- [Given request]: Without including the pictures, copy out every line below.

Collected data:
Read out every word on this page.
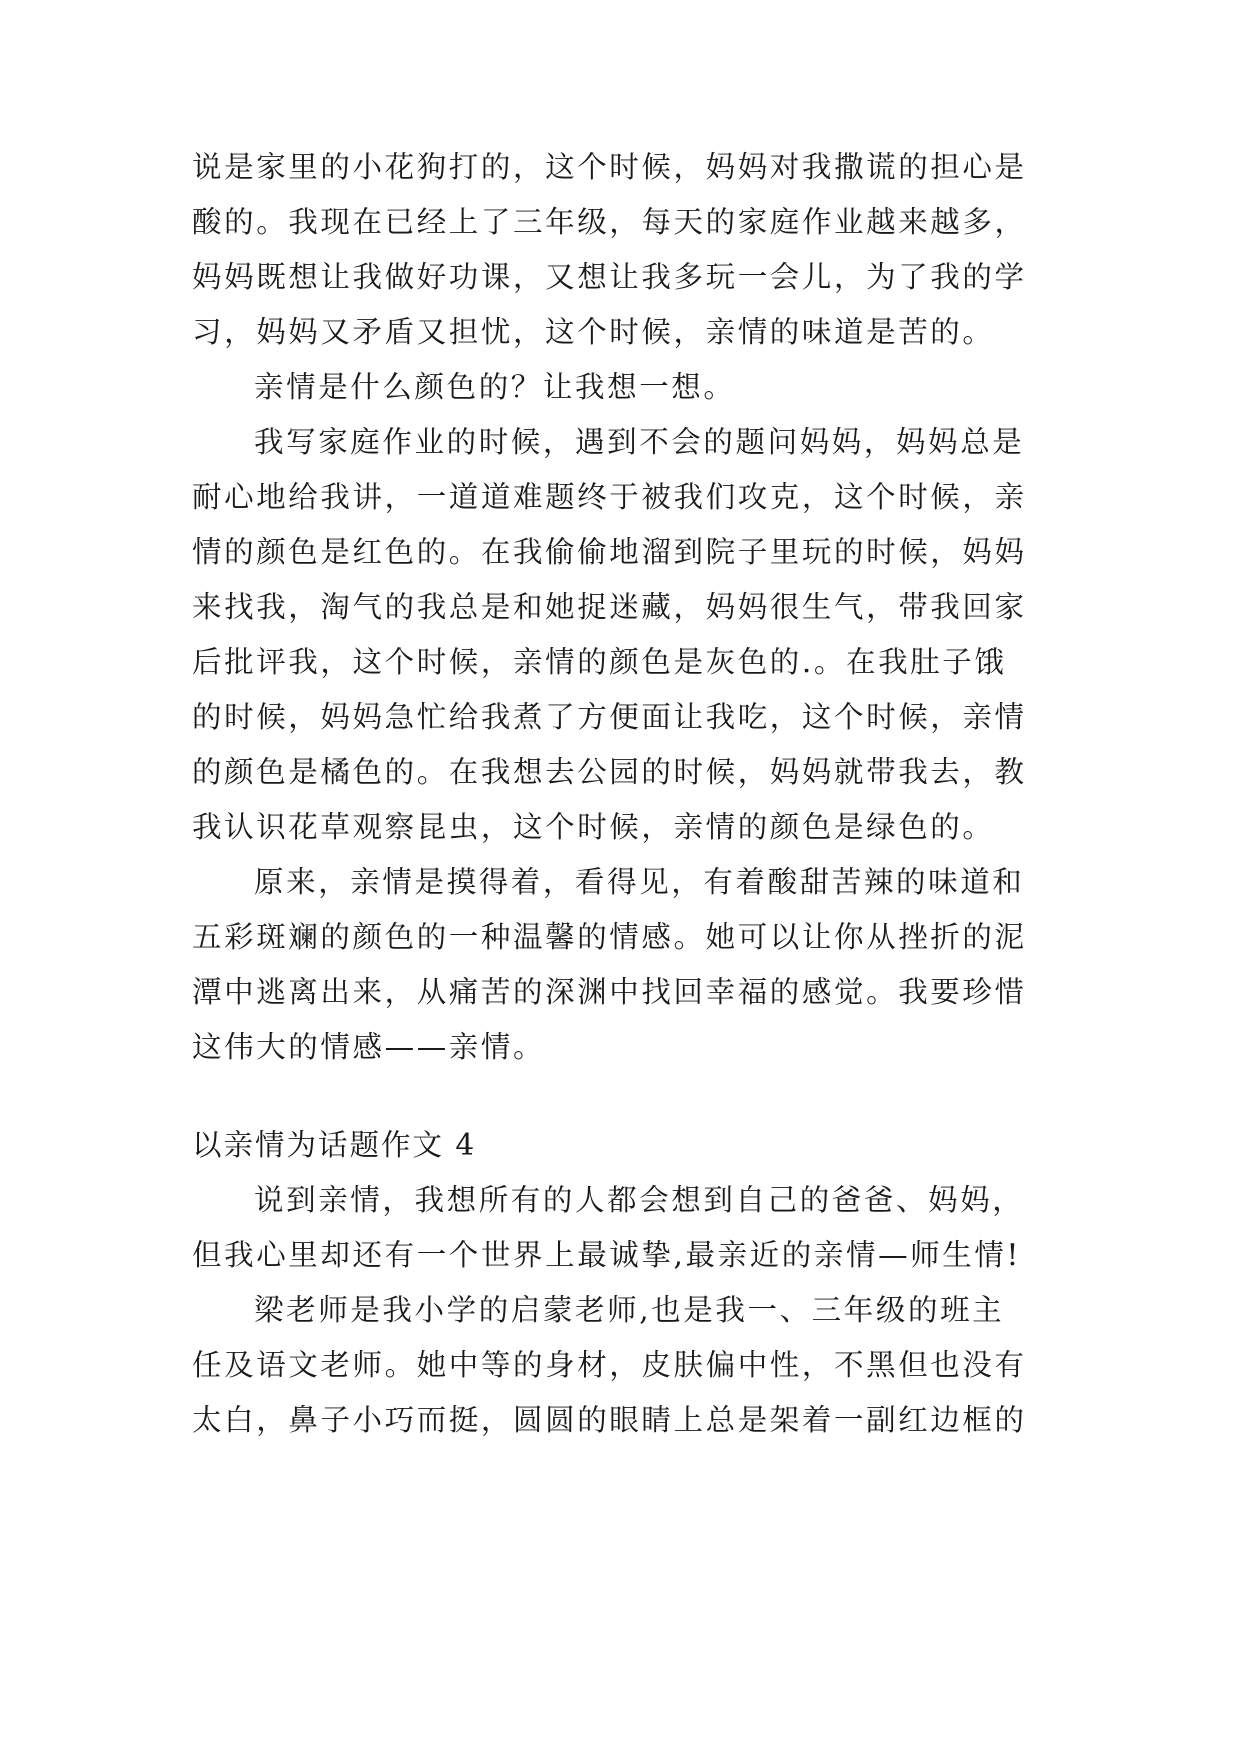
说是家里的小花狗打的，这个时候，妈妈对我撒谎的担心是
酸的。我现在已经上了三年级，每天的家庭作业越来越多，
妈妈既想让我做好功课，又想让我多玩一会儿，为了我的学
习，妈妈又矛盾又担忧，这个时候，亲情的味道是苦的。
亲情是什么颜色的？让我想一想。
我写家庭作业的时候，遇到不会的题问妈妈，妈妈总是
耐心地给我讲，一道道难题终于被我们攻克，这个时候，亲
情的颜色是红色的。在我偷偷地溜到院子里玩的时候，妈妈
来找我，淘气的我总是和她捉迷藏，妈妈很生气，带我回家
后批评我，这个时候，亲情的颜色是灰色的.。在我肚子饿
的时候，妈妈急忙给我煮了方便面让我吃，这个时候，亲情
的颜色是橘色的。在我想去公园的时候，妈妈就带我去，教
我认识花草观察昆虫，这个时候，亲情的颜色是绿色的。
原来，亲情是摸得着，看得见，有着酸甜苦辣的味道和
五彩斑斓的颜色的一种温馨的情感。她可以让你从挫折的泥
潭中逃离出来，从痛苦的深渊中找回幸福的感觉。我要珍惜
这伟大的情感——亲情。
以亲情为话题作文 4
说到亲情，我想所有的人都会想到自己的爸爸、妈妈，
但我心里却还有一个世界上最诚挚,最亲近的亲情—师生情!
梁老师是我小学的启蒙老师,也是我一、三年级的班主
任及语文老师。她中等的身材，皮肤偏中性，不黑但也没有
太白，鼻子小巧而挺，圆圆的眼睛上总是架着一副红边框的
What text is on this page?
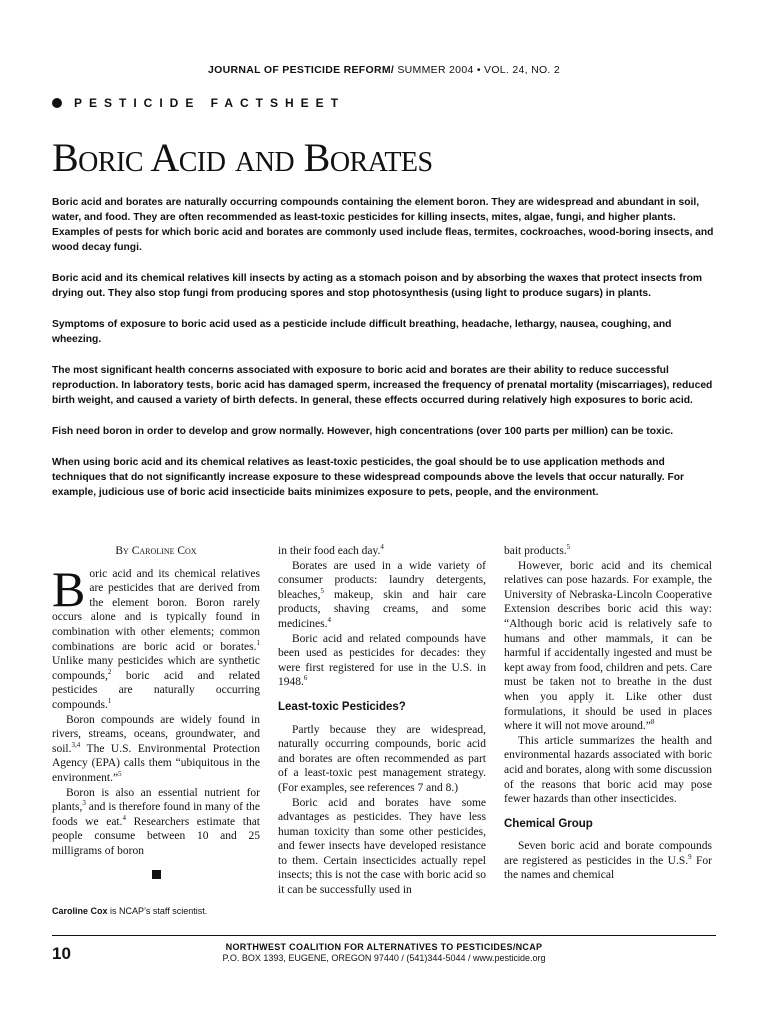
JOURNAL OF PESTICIDE REFORM/ SUMMER 2004 • VOL. 24, NO. 2
PESTICIDE FACTSHEET
Boric Acid and Borates

Boric acid and borates are naturally occurring compounds containing the element boron. They are widespread and abundant in soil, water, and food. They are often recommended as least-toxic pesticides for killing insects, mites, algae, fungi, and higher plants. Examples of pests for which boric acid and borates are commonly used include fleas, termites, cockroaches, wood-boring insects, and wood decay fungi.

Boric acid and its chemical relatives kill insects by acting as a stomach poison and by absorbing the waxes that protect insects from drying out. They also stop fungi from producing spores and stop photosynthesis (using light to produce sugars) in plants.

Symptoms of exposure to boric acid used as a pesticide include difficult breathing, headache, lethargy, nausea, coughing, and wheezing.

The most significant health concerns associated with exposure to boric acid and borates are their ability to reduce successful reproduction. In laboratory tests, boric acid has damaged sperm, increased the frequency of prenatal mortality (miscarriages), reduced birth weight, and caused a variety of birth defects. In general, these effects occurred during relatively high exposures to boric acid.

Fish need boron in order to develop and grow normally. However, high concentrations (over 100 parts per million) can be toxic.

When using boric acid and its chemical relatives as least-toxic pesticides, the goal should be to use application methods and techniques that do not significantly increase exposure to these widespread compounds above the levels that occur naturally. For example, judicious use of boric acid insecticide baits minimizes exposure to pets, people, and the environment.

By Caroline Cox

Boric acid and its chemical relatives are pesticides that are derived from the element boron. Boron rarely occurs alone and is typically found in combination with other elements; common combinations are boric acid or borates.$^1$ Unlike many pesticides which are synthetic compounds,$^2$ boric acid and related pesticides are naturally occurring compounds.$^1$

Boron compounds are widely found in rivers, streams, oceans, groundwater, and soil.$^{3,4}$ The U.S. Environmental Protection Agency (EPA) calls them “ubiquitous in the environment.”$^5$

Boron is also an essential nutrient for plants,$^3$ and is therefore found in many of the foods we eat.$^4$ Researchers estimate that people consume between 10 and 25 milligrams of boron

in their food each day.$^4$

Borates are used in a wide variety of consumer products: laundry detergents, bleaches,$^5$ makeup, skin and hair care products, shaving creams, and some medicines.$^4$

Boric acid and related compounds have been used as pesticides for decades: they were first registered for use in the U.S. in 1948.$^6$

Least-toxic Pesticides?

Partly because they are widespread, naturally occurring compounds, boric acid and borates are often recommended as part of a least-toxic pest management strategy. (For examples, see references 7 and 8.)

Boric acid and borates have some advantages as pesticides. They have less human toxicity than some other pesticides, and fewer insects have developed resistance to them. Certain insecticides actually repel insects; this is not the case with boric acid so it can be successfully used in

bait products.$^5$

However, boric acid and its chemical relatives can pose hazards. For example, the University of Nebraska-Lincoln Cooperative Extension describes boric acid this way: “Although boric acid is relatively safe to humans and other mammals, it can be harmful if accidentally ingested and must be kept away from food, children and pets. Care must be taken not to breathe in the dust when you apply it. Like other dust formulations, it should be used in places where it will not move around.”$^8$

This article summarizes the health and environmental hazards associated with boric acid and borates, along with some discussion of the reasons that boric acid may pose fewer hazards than other insecticides.

Chemical Group

Seven boric acid and borate compounds are registered as pesticides in the U.S.$^9$ For the names and chemical

Caroline Cox is NCAP’s staff scientist.
10	NORTHWEST COALITION FOR ALTERNATIVES TO PESTICIDES/NCAP
P.O. BOX 1393, EUGENE, OREGON 97440 / (541)344-5044 / www.pesticide.org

- [Answer to the task]:
Read out every word on this page.
说是家里的小花狗打的，这个时候，妈妈对我撒谎的担心是
酸的。我现在已经上了三年级，每天的家庭作业越来越多，
妈妈既想让我做好功课，又想让我多玩一会儿，为了我的学
习，妈妈又矛盾又担忧，这个时候，亲情的味道是苦的。
亲情是什么颜色的？让我想一想。
我写家庭作业的时候，遇到不会的题问妈妈，妈妈总是
耐心地给我讲，一道道难题终于被我们攻克，这个时候，亲
情的颜色是红色的。在我偷偷地溜到院子里玩的时候，妈妈
来找我，淘气的我总是和她捉迷藏，妈妈很生气，带我回家
后批评我，这个时候，亲情的颜色是灰色的.。在我肚子饿
的时候，妈妈急忙给我煮了方便面让我吃，这个时候，亲情
的颜色是橘色的。在我想去公园的时候，妈妈就带我去，教
我认识花草观察昆虫，这个时候，亲情的颜色是绿色的。
原来，亲情是摸得着，看得见，有着酸甜苦辣的味道和
五彩斑斓的颜色的一种温馨的情感。她可以让你从挫折的泥
潭中逃离出来，从痛苦的深渊中找回幸福的感觉。我要珍惜
这伟大的情感——亲情。
以亲情为话题作文 4
说到亲情，我想所有的人都会想到自己的爸爸、妈妈，
但我心里却还有一个世界上最诚挚,最亲近的亲情—师生情!
梁老师是我小学的启蒙老师,也是我一、三年级的班主
任及语文老师。她中等的身材，皮肤偏中性，不黑但也没有
太白，鼻子小巧而挺，圆圆的眼睛上总是架着一副红边框的
What text is on this page?
JOURNAL OF PESTICIDE REFORM/ SUMMER 2004 • VOL. 24, NO. 2
PESTICIDE FACTSHEET
Boric Acid and Borates

Boric acid and borates are naturally occurring compounds containing the element boron. They are widespread and abundant in soil, water, and food. They are often recommended as least-toxic pesticides for killing insects, mites, algae, fungi, and higher plants. Examples of pests for which boric acid and borates are commonly used include fleas, termites, cockroaches, wood-boring insects, and wood decay fungi.

Boric acid and its chemical relatives kill insects by acting as a stomach poison and by absorbing the waxes that protect insects from drying out. They also stop fungi from producing spores and stop photosynthesis (using light to produce sugars) in plants.

Symptoms of exposure to boric acid used as a pesticide include difficult breathing, headache, lethargy, nausea, coughing, and wheezing.

The most significant health concerns associated with exposure to boric acid and borates are their ability to reduce successful reproduction. In laboratory tests, boric acid has damaged sperm, increased the frequency of prenatal mortality (miscarriages), reduced birth weight, and caused a variety of birth defects. In general, these effects occurred during relatively high exposures to boric acid.

Fish need boron in order to develop and grow normally. However, high concentrations (over 100 parts per million) can be toxic.

When using boric acid and its chemical relatives as least-toxic pesticides, the goal should be to use application methods and techniques that do not significantly increase exposure to these widespread compounds above the levels that occur naturally. For example, judicious use of boric acid insecticide baits minimizes exposure to pets, people, and the environment.

By Caroline Cox

Boric acid and its chemical relatives are pesticides that are derived from the element boron. Boron rarely occurs alone and is typically found in combination with other elements; common combinations are boric acid or borates.$^1$ Unlike many pesticides which are synthetic compounds,$^2$ boric acid and related pesticides are naturally occurring compounds.$^1$

Boron compounds are widely found in rivers, streams, oceans, groundwater, and soil.$^{3,4}$ The U.S. Environmental Protection Agency (EPA) calls them “ubiquitous in the environment.”$^5$

Boron is also an essential nutrient for plants,$^3$ and is therefore found in many of the foods we eat.$^4$ Researchers estimate that people consume between 10 and 25 milligrams of boron

in their food each day.$^4$

Borates are used in a wide variety of consumer products: laundry detergents, bleaches,$^5$ makeup, skin and hair care products, shaving creams, and some medicines.$^4$

Boric acid and related compounds have been used as pesticides for decades: they were first registered for use in the U.S. in 1948.$^6$

Least-toxic Pesticides?

Partly because they are widespread, naturally occurring compounds, boric acid and borates are often recommended as part of a least-toxic pest management strategy. (For examples, see references 7 and 8.)

Boric acid and borates have some advantages as pesticides. They have less human toxicity than some other pesticides, and fewer insects have developed resistance to them. Certain insecticides actually repel insects; this is not the case with boric acid so it can be successfully used in

bait products.$^5$

However, boric acid and its chemical relatives can pose hazards. For example, the University of Nebraska-Lincoln Cooperative Extension describes boric acid this way: “Although boric acid is relatively safe to humans and other mammals, it can be harmful if accidentally ingested and must be kept away from food, children and pets. Care must be taken not to breathe in the dust when you apply it. Like other dust formulations, it should be used in places where it will not move around.”$^8$

This article summarizes the health and environmental hazards associated with boric acid and borates, along with some discussion of the reasons that boric acid may pose fewer hazards than other insecticides.

Chemical Group

Seven boric acid and borate compounds are registered as pesticides in the U.S.$^9$ For the names and chemical

Caroline Cox is NCAP’s staff scientist.
10	NORTHWEST COALITION FOR ALTERNATIVES TO PESTICIDES/NCAP
P.O. BOX 1393, EUGENE, OREGON 97440 / (541)344-5044 / www.pesticide.org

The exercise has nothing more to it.